===== Data listing

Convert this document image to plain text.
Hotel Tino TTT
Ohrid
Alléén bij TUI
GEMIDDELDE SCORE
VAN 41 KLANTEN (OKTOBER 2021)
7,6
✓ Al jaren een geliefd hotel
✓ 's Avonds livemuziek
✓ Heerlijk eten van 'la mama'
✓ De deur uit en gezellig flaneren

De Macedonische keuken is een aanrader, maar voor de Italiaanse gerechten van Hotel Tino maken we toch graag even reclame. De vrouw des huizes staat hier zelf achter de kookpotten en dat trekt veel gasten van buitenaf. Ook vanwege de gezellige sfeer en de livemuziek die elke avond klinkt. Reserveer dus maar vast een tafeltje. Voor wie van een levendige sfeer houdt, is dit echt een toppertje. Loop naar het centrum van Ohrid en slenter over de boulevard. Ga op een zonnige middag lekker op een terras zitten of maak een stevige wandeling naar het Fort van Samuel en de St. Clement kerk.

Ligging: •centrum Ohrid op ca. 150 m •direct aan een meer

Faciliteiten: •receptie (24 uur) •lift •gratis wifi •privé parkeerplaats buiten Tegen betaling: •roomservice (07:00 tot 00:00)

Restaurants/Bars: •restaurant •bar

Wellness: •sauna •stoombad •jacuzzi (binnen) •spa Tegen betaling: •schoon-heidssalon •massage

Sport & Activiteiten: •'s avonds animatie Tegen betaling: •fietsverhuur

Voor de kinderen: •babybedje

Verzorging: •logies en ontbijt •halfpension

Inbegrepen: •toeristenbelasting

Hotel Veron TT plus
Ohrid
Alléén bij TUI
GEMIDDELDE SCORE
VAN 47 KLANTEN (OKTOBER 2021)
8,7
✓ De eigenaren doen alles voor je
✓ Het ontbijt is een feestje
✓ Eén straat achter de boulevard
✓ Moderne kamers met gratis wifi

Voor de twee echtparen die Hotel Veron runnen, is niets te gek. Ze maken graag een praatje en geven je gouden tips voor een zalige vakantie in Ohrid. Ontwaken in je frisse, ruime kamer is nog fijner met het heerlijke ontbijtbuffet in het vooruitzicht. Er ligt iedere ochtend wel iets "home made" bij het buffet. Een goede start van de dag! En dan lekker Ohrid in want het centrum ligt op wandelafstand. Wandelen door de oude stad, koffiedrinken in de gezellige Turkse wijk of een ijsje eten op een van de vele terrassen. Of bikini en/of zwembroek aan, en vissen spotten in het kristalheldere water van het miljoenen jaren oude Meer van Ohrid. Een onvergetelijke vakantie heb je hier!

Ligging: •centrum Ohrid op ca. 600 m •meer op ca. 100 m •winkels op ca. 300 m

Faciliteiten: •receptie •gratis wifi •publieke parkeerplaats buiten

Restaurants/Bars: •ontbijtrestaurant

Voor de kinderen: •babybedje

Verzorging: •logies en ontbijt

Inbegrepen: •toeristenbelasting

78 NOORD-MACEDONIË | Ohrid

==========

## Task:
Figure out how many lines above include the string "Ligging", then report that number and nothing else.

## Problem solution:
2